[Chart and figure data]
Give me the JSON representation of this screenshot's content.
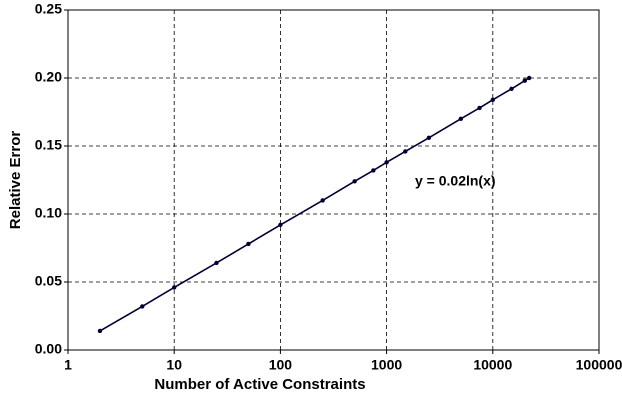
{
  "chart_data": {
    "type": "line",
    "x_label": "Number of Active Constraints",
    "y_label": "Relative Error",
    "annotation": "y = 0.02ln(x)",
    "x_scale": "log",
    "grid": true,
    "xlim": [
      1,
      100000
    ],
    "xticks": [
      1,
      10,
      100,
      1000,
      10000,
      100000
    ],
    "ylim": [
      0,
      0.25
    ],
    "yticks": [
      {
        "value": 0,
        "label": "0.00"
      },
      {
        "value": 0.05,
        "label": "0.05"
      },
      {
        "value": 0.1,
        "label": "0.10"
      },
      {
        "value": 0.15,
        "label": "0.15"
      },
      {
        "value": 0.2,
        "label": "0.20"
      },
      {
        "value": 0.25,
        "label": "0.25"
      }
    ],
    "x": [
      2,
      5,
      10,
      25,
      50,
      100,
      250,
      500,
      750,
      1000,
      1500,
      2500,
      5000,
      7500,
      10000,
      15000,
      20000,
      22000
    ],
    "series": [
      {
        "color": "#000033",
        "values": [
          0.014,
          0.032,
          0.046,
          0.064,
          0.078,
          0.092,
          0.11,
          0.124,
          0.132,
          0.138,
          0.146,
          0.156,
          0.17,
          0.178,
          0.184,
          0.192,
          0.198,
          0.2
        ]
      }
    ]
  }
}
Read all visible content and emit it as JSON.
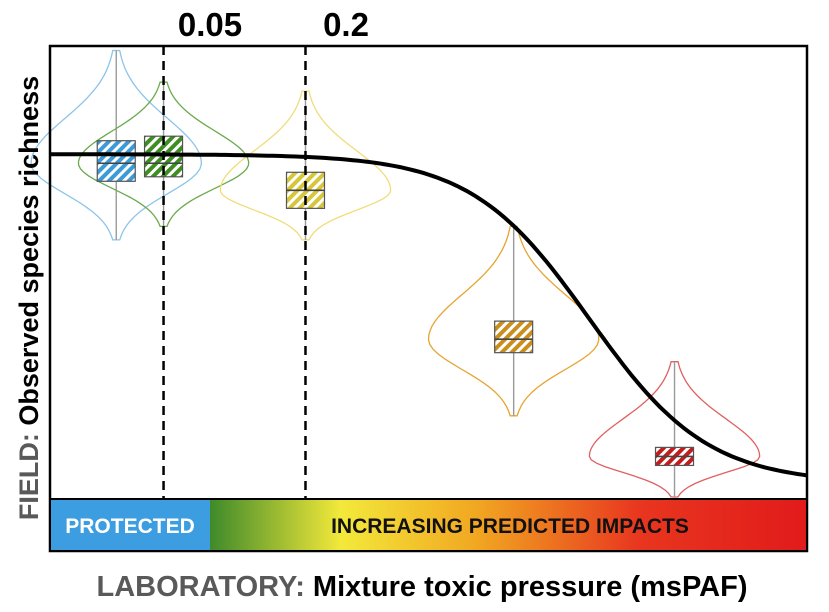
{
  "chart_data": {
    "type": "box",
    "threshold_labels": [
      "0.05",
      "0.2"
    ],
    "thresholds": [
      0.05,
      0.2
    ],
    "ylabel_prefix": "FIELD:",
    "ylabel_main": "Observed species richness",
    "xlabel_prefix": "LABORATORY:",
    "xlabel_main": "Mixture toxic pressure (msPAF)",
    "band_protected": "PROTECTED",
    "band_impacts": "INCREASING PREDICTED IMPACTS",
    "dose_response": {
      "shape": "sigmoid",
      "upper_asymptote": 0.76,
      "lower_asymptote": 0.03,
      "midpoint": 0.5,
      "slope": 16
    },
    "groups": [
      {
        "color": "#3d9ad8",
        "edge": "#8cc4ea",
        "x": 0.0,
        "q1": 0.7,
        "median": 0.74,
        "q3": 0.79,
        "vmin": 0.57,
        "vmax": 0.99,
        "halfwidth": 0.09
      },
      {
        "color": "#3f8e24",
        "edge": "#6aaa4c",
        "x": 0.05,
        "q1": 0.71,
        "median": 0.74,
        "q3": 0.8,
        "vmin": 0.6,
        "vmax": 0.92,
        "halfwidth": 0.09
      },
      {
        "color": "#d6c63a",
        "edge": "#f0dc7a",
        "x": 0.2,
        "q1": 0.64,
        "median": 0.68,
        "q3": 0.72,
        "vmin": 0.57,
        "vmax": 0.9,
        "halfwidth": 0.09
      },
      {
        "color": "#c98f1e",
        "edge": "#e6a430",
        "x": 0.42,
        "q1": 0.32,
        "median": 0.35,
        "q3": 0.39,
        "vmin": 0.18,
        "vmax": 0.6,
        "halfwidth": 0.09
      },
      {
        "color": "#c11d1d",
        "edge": "#e06060",
        "x": 0.59,
        "q1": 0.07,
        "median": 0.09,
        "q3": 0.11,
        "vmin": 0.0,
        "vmax": 0.3,
        "halfwidth": 0.09
      }
    ]
  }
}
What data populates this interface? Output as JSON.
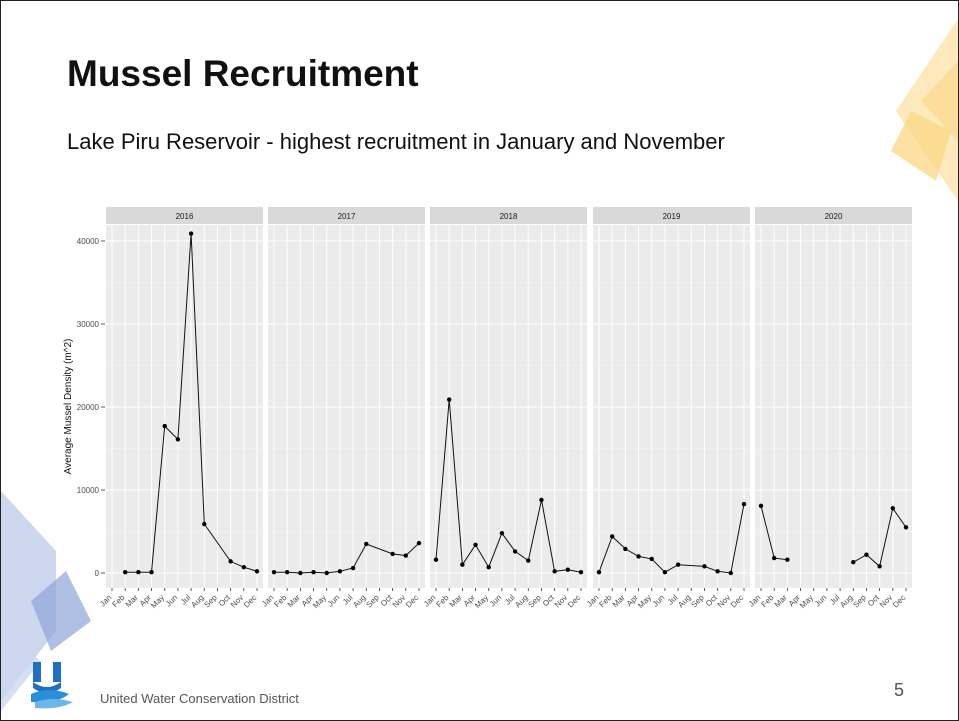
{
  "slide": {
    "title": "Mussel Recruitment",
    "subtitle": "Lake Piru Reservoir - highest recruitment in January and November",
    "footer_org": "United Water Conservation District",
    "page_number": "5",
    "accent_colors": {
      "yellow": "#fbd784",
      "blue": "#b8c7e8"
    }
  },
  "chart_data": {
    "type": "line",
    "ylabel": "Average Mussel Density (m^2)",
    "ylim": [
      0,
      40000
    ],
    "yticks": [
      0,
      10000,
      20000,
      30000,
      40000
    ],
    "categories": [
      "Jan",
      "Feb",
      "Mar",
      "Apr",
      "May",
      "Jun",
      "Jul",
      "Aug",
      "Sep",
      "Oct",
      "Nov",
      "Dec"
    ],
    "grid": true,
    "panel_background": "#ebebeb",
    "strip_background": "#d9d9d9",
    "panels": [
      {
        "label": "2016",
        "points": [
          {
            "m": 2,
            "v": 100
          },
          {
            "m": 3,
            "v": 100
          },
          {
            "m": 4,
            "v": 100
          },
          {
            "m": 5,
            "v": 17700
          },
          {
            "m": 6,
            "v": 16100
          },
          {
            "m": 7,
            "v": 40900
          },
          {
            "m": 8,
            "v": 5900
          },
          {
            "m": 10,
            "v": 1400
          },
          {
            "m": 11,
            "v": 700
          },
          {
            "m": 12,
            "v": 200
          }
        ],
        "segments": [
          [
            0,
            1,
            2,
            3,
            4,
            5,
            6,
            7,
            8,
            9
          ]
        ]
      },
      {
        "label": "2017",
        "points": [
          {
            "m": 1,
            "v": 100
          },
          {
            "m": 2,
            "v": 100
          },
          {
            "m": 3,
            "v": 0
          },
          {
            "m": 4,
            "v": 100
          },
          {
            "m": 5,
            "v": 0
          },
          {
            "m": 6,
            "v": 200
          },
          {
            "m": 7,
            "v": 600
          },
          {
            "m": 8,
            "v": 3500
          },
          {
            "m": 10,
            "v": 2300
          },
          {
            "m": 11,
            "v": 2100
          },
          {
            "m": 12,
            "v": 3600
          }
        ],
        "segments": [
          [
            0,
            1,
            2,
            3,
            4,
            5,
            6,
            7,
            8,
            9,
            10
          ]
        ]
      },
      {
        "label": "2018",
        "points": [
          {
            "m": 1,
            "v": 1600
          },
          {
            "m": 2,
            "v": 20900
          },
          {
            "m": 3,
            "v": 1000
          },
          {
            "m": 4,
            "v": 3400
          },
          {
            "m": 5,
            "v": 700
          },
          {
            "m": 6,
            "v": 4800
          },
          {
            "m": 7,
            "v": 2600
          },
          {
            "m": 8,
            "v": 1500
          },
          {
            "m": 9,
            "v": 8800
          },
          {
            "m": 10,
            "v": 200
          },
          {
            "m": 11,
            "v": 400
          },
          {
            "m": 12,
            "v": 100
          }
        ],
        "segments": [
          [
            0,
            1,
            2,
            3,
            4,
            5,
            6,
            7,
            8,
            9,
            10,
            11
          ]
        ]
      },
      {
        "label": "2019",
        "points": [
          {
            "m": 1,
            "v": 100
          },
          {
            "m": 2,
            "v": 4400
          },
          {
            "m": 3,
            "v": 2900
          },
          {
            "m": 4,
            "v": 2000
          },
          {
            "m": 5,
            "v": 1700
          },
          {
            "m": 6,
            "v": 100
          },
          {
            "m": 7,
            "v": 1000
          },
          {
            "m": 9,
            "v": 800
          },
          {
            "m": 10,
            "v": 200
          },
          {
            "m": 11,
            "v": 0
          },
          {
            "m": 12,
            "v": 8300
          }
        ],
        "segments": [
          [
            0,
            1,
            2,
            3,
            4,
            5,
            6,
            7,
            8,
            9,
            10
          ]
        ]
      },
      {
        "label": "2020",
        "points": [
          {
            "m": 1,
            "v": 8100
          },
          {
            "m": 2,
            "v": 1800
          },
          {
            "m": 3,
            "v": 1600
          },
          {
            "m": 8,
            "v": 1300
          },
          {
            "m": 9,
            "v": 2200
          },
          {
            "m": 10,
            "v": 800
          },
          {
            "m": 11,
            "v": 7800
          },
          {
            "m": 12,
            "v": 5500
          }
        ],
        "segments": [
          [
            0,
            1,
            2
          ],
          [
            3,
            4,
            5,
            6,
            7
          ]
        ]
      }
    ]
  }
}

Written problem
Can the entries above be repeated exactly, without their pictures?

Answer
Give me the JSON representation of this screenshot's content.
{
  "chart_data": {
    "type": "line",
    "x_label": "Number of Active Constraints",
    "y_label": "Relative Error",
    "annotation": "y = 0.02ln(x)",
    "x_scale": "log",
    "grid": true,
    "xlim": [
      1,
      100000
    ],
    "xticks": [
      1,
      10,
      100,
      1000,
      10000,
      100000
    ],
    "ylim": [
      0,
      0.25
    ],
    "yticks": [
      {
        "value": 0,
        "label": "0.00"
      },
      {
        "value": 0.05,
        "label": "0.05"
      },
      {
        "value": 0.1,
        "label": "0.10"
      },
      {
        "value": 0.15,
        "label": "0.15"
      },
      {
        "value": 0.2,
        "label": "0.20"
      },
      {
        "value": 0.25,
        "label": "0.25"
      }
    ],
    "x": [
      2,
      5,
      10,
      25,
      50,
      100,
      250,
      500,
      750,
      1000,
      1500,
      2500,
      5000,
      7500,
      10000,
      15000,
      20000,
      22000
    ],
    "series": [
      {
        "color": "#000033",
        "values": [
          0.014,
          0.032,
          0.046,
          0.064,
          0.078,
          0.092,
          0.11,
          0.124,
          0.132,
          0.138,
          0.146,
          0.156,
          0.17,
          0.178,
          0.184,
          0.192,
          0.198,
          0.2
        ]
      }
    ]
  }
}
Read all visible content and emit it as JSON.
{
  "chart_data": {
    "type": "box",
    "threshold_labels": [
      "0.05",
      "0.2"
    ],
    "thresholds": [
      0.05,
      0.2
    ],
    "ylabel_prefix": "FIELD:",
    "ylabel_main": "Observed species richness",
    "xlabel_prefix": "LABORATORY:",
    "xlabel_main": "Mixture toxic pressure (msPAF)",
    "band_protected": "PROTECTED",
    "band_impacts": "INCREASING PREDICTED IMPACTS",
    "dose_response": {
      "shape": "sigmoid",
      "upper_asymptote": 0.76,
      "lower_asymptote": 0.03,
      "midpoint": 0.5,
      "slope": 16
    },
    "groups": [
      {
        "color": "#3d9ad8",
        "edge": "#8cc4ea",
        "x": 0.0,
        "q1": 0.7,
        "median": 0.74,
        "q3": 0.79,
        "vmin": 0.57,
        "vmax": 0.99,
        "halfwidth": 0.09
      },
      {
        "color": "#3f8e24",
        "edge": "#6aaa4c",
        "x": 0.05,
        "q1": 0.71,
        "median": 0.74,
        "q3": 0.8,
        "vmin": 0.6,
        "vmax": 0.92,
        "halfwidth": 0.09
      },
      {
        "color": "#d6c63a",
        "edge": "#f0dc7a",
        "x": 0.2,
        "q1": 0.64,
        "median": 0.68,
        "q3": 0.72,
        "vmin": 0.57,
        "vmax": 0.9,
        "halfwidth": 0.09
      },
      {
        "color": "#c98f1e",
        "edge": "#e6a430",
        "x": 0.42,
        "q1": 0.32,
        "median": 0.35,
        "q3": 0.39,
        "vmin": 0.18,
        "vmax": 0.6,
        "halfwidth": 0.09
      },
      {
        "color": "#c11d1d",
        "edge": "#e06060",
        "x": 0.59,
        "q1": 0.07,
        "median": 0.09,
        "q3": 0.11,
        "vmin": 0.0,
        "vmax": 0.3,
        "halfwidth": 0.09
      }
    ]
  }
}
What data populates this interface? Output as JSON.
{
  "slide": {
    "title": "Mussel Recruitment",
    "subtitle": "Lake Piru Reservoir - highest recruitment in January and November",
    "footer_org": "United Water Conservation District",
    "page_number": "5",
    "accent_colors": {
      "yellow": "#fbd784",
      "blue": "#b8c7e8"
    }
  },
  "chart_data": {
    "type": "line",
    "ylabel": "Average Mussel Density (m^2)",
    "ylim": [
      0,
      40000
    ],
    "yticks": [
      0,
      10000,
      20000,
      30000,
      40000
    ],
    "categories": [
      "Jan",
      "Feb",
      "Mar",
      "Apr",
      "May",
      "Jun",
      "Jul",
      "Aug",
      "Sep",
      "Oct",
      "Nov",
      "Dec"
    ],
    "grid": true,
    "panel_background": "#ebebeb",
    "strip_background": "#d9d9d9",
    "panels": [
      {
        "label": "2016",
        "points": [
          {
            "m": 2,
            "v": 100
          },
          {
            "m": 3,
            "v": 100
          },
          {
            "m": 4,
            "v": 100
          },
          {
            "m": 5,
            "v": 17700
          },
          {
            "m": 6,
            "v": 16100
          },
          {
            "m": 7,
            "v": 40900
          },
          {
            "m": 8,
            "v": 5900
          },
          {
            "m": 10,
            "v": 1400
          },
          {
            "m": 11,
            "v": 700
          },
          {
            "m": 12,
            "v": 200
          }
        ],
        "segments": [
          [
            0,
            1,
            2,
            3,
            4,
            5,
            6,
            7,
            8,
            9
          ]
        ]
      },
      {
        "label": "2017",
        "points": [
          {
            "m": 1,
            "v": 100
          },
          {
            "m": 2,
            "v": 100
          },
          {
            "m": 3,
            "v": 0
          },
          {
            "m": 4,
            "v": 100
          },
          {
            "m": 5,
            "v": 0
          },
          {
            "m": 6,
            "v": 200
          },
          {
            "m": 7,
            "v": 600
          },
          {
            "m": 8,
            "v": 3500
          },
          {
            "m": 10,
            "v": 2300
          },
          {
            "m": 11,
            "v": 2100
          },
          {
            "m": 12,
            "v": 3600
          }
        ],
        "segments": [
          [
            0,
            1,
            2,
            3,
            4,
            5,
            6,
            7,
            8,
            9,
            10
          ]
        ]
      },
      {
        "label": "2018",
        "points": [
          {
            "m": 1,
            "v": 1600
          },
          {
            "m": 2,
            "v": 20900
          },
          {
            "m": 3,
            "v": 1000
          },
          {
            "m": 4,
            "v": 3400
          },
          {
            "m": 5,
            "v": 700
          },
          {
            "m": 6,
            "v": 4800
          },
          {
            "m": 7,
            "v": 2600
          },
          {
            "m": 8,
            "v": 1500
          },
          {
            "m": 9,
            "v": 8800
          },
          {
            "m": 10,
            "v": 200
          },
          {
            "m": 11,
            "v": 400
          },
          {
            "m": 12,
            "v": 100
          }
        ],
        "segments": [
          [
            0,
            1,
            2,
            3,
            4,
            5,
            6,
            7,
            8,
            9,
            10,
            11
          ]
        ]
      },
      {
        "label": "2019",
        "points": [
          {
            "m": 1,
            "v": 100
          },
          {
            "m": 2,
            "v": 4400
          },
          {
            "m": 3,
            "v": 2900
          },
          {
            "m": 4,
            "v": 2000
          },
          {
            "m": 5,
            "v": 1700
          },
          {
            "m": 6,
            "v": 100
          },
          {
            "m": 7,
            "v": 1000
          },
          {
            "m": 9,
            "v": 800
          },
          {
            "m": 10,
            "v": 200
          },
          {
            "m": 11,
            "v": 0
          },
          {
            "m": 12,
            "v": 8300
          }
        ],
        "segments": [
          [
            0,
            1,
            2,
            3,
            4,
            5,
            6,
            7,
            8,
            9,
            10
          ]
        ]
      },
      {
        "label": "2020",
        "points": [
          {
            "m": 1,
            "v": 8100
          },
          {
            "m": 2,
            "v": 1800
          },
          {
            "m": 3,
            "v": 1600
          },
          {
            "m": 8,
            "v": 1300
          },
          {
            "m": 9,
            "v": 2200
          },
          {
            "m": 10,
            "v": 800
          },
          {
            "m": 11,
            "v": 7800
          },
          {
            "m": 12,
            "v": 5500
          }
        ],
        "segments": [
          [
            0,
            1,
            2
          ],
          [
            3,
            4,
            5,
            6,
            7
          ]
        ]
      }
    ]
  }
}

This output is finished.